Detect the operating system

The DeviceInfo class can be used to detect the platform the application is running on. The appropriate hostname, that enables access to local secure web services, can then be set as follows:

public static string BaseAddress =
    DeviceInfo.Platform == DevicePlatform.Android ? "https://10.0.2.2:5001" : "https://localhost:5001";
public static string TodoItemsUrl = $"{BaseAddress}/api/todoitems/";

For more information about the DeviceInfo class, see Xamarin.Essentials: Device Information.

Bypass the certificate security check

Attempting to invoke a local secure web service from an application running in the iOS simulator or Android emulator will result in a HttpRequestException being thrown, even when using the managed network stack on each platform. This is because the local HTTPS development certificate is self-signed, and self-signed certificates aren't trusted by iOS or Android. Therefore, it's necessary to ignore SSL errors when an application consumes a local secure web service. This can be accomplished when using both the managed and native network stacks on iOS and Android, by setting the ServerCertificateCustomValidationCallback property on a HttpClientHandler object to a callback that ignores the result of the certificate security check for the local HTTPS development certificate:

// This method must be in a class in a platform project, even if
// the HttpClient object is constructed in a shared project.
public HttpClientHandler GetInsecureHandler()
{
    HttpClientHandler handler = new HttpClientHandler();
    handler.ServerCertificateCustomValidationCallback = (message, cert, chain, errors) =>
    {
        if (cert.Issuer.Equals("CN=localhost"))
_ _ _ _ _
Return the full passage on detecting the operating system and bypassing the certificate security check, reproducing it word for word.
_ _ _ _ _
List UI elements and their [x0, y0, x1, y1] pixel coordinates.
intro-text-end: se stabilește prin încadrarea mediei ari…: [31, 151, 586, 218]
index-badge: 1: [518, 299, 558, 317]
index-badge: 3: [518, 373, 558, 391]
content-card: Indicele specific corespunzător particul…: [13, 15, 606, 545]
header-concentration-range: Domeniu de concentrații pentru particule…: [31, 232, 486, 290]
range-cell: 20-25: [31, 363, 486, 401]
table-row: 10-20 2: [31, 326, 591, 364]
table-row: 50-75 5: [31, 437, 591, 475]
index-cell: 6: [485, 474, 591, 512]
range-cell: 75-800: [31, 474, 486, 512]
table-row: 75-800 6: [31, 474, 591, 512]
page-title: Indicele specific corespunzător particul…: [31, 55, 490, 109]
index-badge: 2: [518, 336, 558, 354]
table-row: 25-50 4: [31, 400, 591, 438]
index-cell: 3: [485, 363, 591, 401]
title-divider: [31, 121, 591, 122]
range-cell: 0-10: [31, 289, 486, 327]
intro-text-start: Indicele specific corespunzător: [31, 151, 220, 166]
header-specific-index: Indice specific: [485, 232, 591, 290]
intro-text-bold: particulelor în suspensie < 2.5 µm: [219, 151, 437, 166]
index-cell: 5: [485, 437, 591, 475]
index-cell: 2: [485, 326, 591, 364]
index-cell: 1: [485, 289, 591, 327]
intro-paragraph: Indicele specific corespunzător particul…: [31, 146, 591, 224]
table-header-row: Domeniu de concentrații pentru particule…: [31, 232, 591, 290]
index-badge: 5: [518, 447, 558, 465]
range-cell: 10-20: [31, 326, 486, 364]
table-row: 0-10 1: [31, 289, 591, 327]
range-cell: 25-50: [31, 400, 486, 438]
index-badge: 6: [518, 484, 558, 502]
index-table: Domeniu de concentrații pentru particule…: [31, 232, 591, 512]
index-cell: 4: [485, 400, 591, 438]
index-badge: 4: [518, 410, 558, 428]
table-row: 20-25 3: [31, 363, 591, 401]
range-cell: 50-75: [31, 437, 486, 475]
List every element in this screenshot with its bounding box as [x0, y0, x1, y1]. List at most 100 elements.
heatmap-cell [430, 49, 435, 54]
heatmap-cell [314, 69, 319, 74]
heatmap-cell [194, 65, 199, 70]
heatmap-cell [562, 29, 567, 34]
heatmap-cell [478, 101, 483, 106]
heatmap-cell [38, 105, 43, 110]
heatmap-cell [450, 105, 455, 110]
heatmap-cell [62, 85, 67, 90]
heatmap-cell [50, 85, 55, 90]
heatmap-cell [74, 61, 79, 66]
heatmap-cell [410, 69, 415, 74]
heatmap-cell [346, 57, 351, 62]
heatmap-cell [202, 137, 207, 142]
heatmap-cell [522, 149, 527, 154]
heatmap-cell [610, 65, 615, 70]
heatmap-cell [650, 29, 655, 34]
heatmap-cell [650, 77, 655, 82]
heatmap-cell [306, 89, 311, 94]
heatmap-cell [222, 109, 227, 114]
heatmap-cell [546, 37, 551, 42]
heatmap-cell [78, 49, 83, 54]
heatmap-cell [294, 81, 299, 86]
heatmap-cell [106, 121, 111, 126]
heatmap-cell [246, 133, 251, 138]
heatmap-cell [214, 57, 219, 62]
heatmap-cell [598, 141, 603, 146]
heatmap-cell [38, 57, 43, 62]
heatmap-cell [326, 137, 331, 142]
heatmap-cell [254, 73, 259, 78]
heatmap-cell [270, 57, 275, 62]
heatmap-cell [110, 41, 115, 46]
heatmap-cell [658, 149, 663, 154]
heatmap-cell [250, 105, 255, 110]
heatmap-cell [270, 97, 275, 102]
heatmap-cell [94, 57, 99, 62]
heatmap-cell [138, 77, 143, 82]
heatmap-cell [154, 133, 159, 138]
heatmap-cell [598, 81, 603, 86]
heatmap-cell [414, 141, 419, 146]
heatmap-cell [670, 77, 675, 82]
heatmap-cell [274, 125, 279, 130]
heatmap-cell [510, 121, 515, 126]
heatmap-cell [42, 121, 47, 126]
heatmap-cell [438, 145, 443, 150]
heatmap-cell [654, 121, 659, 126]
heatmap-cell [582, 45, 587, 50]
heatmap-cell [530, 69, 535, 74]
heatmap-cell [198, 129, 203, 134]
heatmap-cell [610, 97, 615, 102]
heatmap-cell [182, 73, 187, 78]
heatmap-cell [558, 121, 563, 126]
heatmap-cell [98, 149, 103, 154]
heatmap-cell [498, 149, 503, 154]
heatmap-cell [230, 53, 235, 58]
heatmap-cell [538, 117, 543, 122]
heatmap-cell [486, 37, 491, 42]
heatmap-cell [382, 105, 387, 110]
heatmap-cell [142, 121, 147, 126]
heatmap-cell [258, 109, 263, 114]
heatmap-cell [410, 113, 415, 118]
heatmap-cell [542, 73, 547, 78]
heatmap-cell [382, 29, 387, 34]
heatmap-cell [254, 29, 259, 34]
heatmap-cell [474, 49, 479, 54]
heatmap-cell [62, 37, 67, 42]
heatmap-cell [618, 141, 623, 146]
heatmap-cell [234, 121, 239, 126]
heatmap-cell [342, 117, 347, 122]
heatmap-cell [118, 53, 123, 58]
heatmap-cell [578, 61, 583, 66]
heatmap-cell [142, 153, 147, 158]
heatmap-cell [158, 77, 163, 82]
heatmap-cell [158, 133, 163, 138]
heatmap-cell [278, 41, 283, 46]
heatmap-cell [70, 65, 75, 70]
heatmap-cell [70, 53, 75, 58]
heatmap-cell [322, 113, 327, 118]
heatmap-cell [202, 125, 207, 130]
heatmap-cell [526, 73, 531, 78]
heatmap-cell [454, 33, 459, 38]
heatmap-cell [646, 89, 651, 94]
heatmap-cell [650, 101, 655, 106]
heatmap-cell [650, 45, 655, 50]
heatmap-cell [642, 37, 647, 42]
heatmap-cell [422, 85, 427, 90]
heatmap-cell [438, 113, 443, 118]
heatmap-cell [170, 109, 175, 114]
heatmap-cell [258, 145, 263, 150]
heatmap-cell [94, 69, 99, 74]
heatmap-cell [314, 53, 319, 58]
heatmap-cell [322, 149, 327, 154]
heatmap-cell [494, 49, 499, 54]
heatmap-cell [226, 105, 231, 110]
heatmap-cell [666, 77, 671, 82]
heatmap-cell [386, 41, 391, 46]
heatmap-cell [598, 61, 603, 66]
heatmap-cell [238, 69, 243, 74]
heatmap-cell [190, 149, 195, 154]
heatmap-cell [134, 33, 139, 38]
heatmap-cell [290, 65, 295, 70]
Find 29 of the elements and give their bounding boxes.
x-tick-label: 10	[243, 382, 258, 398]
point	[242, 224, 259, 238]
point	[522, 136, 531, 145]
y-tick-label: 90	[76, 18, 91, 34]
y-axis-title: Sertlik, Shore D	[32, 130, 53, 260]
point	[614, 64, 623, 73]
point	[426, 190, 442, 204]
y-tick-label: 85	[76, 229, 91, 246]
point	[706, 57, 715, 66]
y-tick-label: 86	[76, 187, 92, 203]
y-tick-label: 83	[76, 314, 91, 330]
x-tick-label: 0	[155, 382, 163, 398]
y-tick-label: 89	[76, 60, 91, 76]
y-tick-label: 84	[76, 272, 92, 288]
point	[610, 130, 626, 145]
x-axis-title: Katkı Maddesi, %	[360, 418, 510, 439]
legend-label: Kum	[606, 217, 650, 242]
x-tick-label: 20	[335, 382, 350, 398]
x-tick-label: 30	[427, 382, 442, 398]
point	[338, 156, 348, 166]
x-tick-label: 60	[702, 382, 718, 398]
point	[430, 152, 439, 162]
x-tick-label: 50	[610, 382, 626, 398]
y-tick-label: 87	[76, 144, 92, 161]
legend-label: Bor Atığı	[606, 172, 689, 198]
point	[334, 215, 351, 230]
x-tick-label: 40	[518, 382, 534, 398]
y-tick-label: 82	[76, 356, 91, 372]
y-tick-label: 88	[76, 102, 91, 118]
_ _ _ _ _
> **Finished task**:
Detect the operating system

The DeviceInfo class can be used to detect the platform the application is running on. The appropriate hostname, that enables access to local secure web services, can then be set as follows:

public static string BaseAddress =
    DeviceInfo.Platform == DevicePlatform.Android ? "https://10.0.2.2:5001" : "https://localhost:5001";
public static string TodoItemsUrl = $"{BaseAddress}/api/todoitems/";

For more information about the DeviceInfo class, see Xamarin.Essentials: Device Information.

Bypass the certificate security check

Attempting to invoke a local secure web service from an application running in the iOS simulator or Android emulator will result in a HttpRequestException being thrown, even when using the managed network stack on each platform. This is because the local HTTPS development certificate is self-signed, and self-signed certificates aren't trusted by iOS or Android. Therefore, it's necessary to ignore SSL errors when an application consumes a local secure web service. This can be accomplished when using both the managed and native network stacks on iOS and Android, by setting the ServerCertificateCustomValidationCallback property on a HttpClientHandler object to a callback that ignores the result of the certificate security check for the local HTTPS development certificate:

// This method must be in a class in a platform project, even if
// the HttpClient object is constructed in a shared project.
public HttpClientHandler GetInsecureHandler()
{
    HttpClientHandler handler = new HttpClientHandler();
    handler.ServerCertificateCustomValidationCallback = (message, cert, chain, errors) =>
    {
        if (cert.Issuer.Equals("CN=localhost"))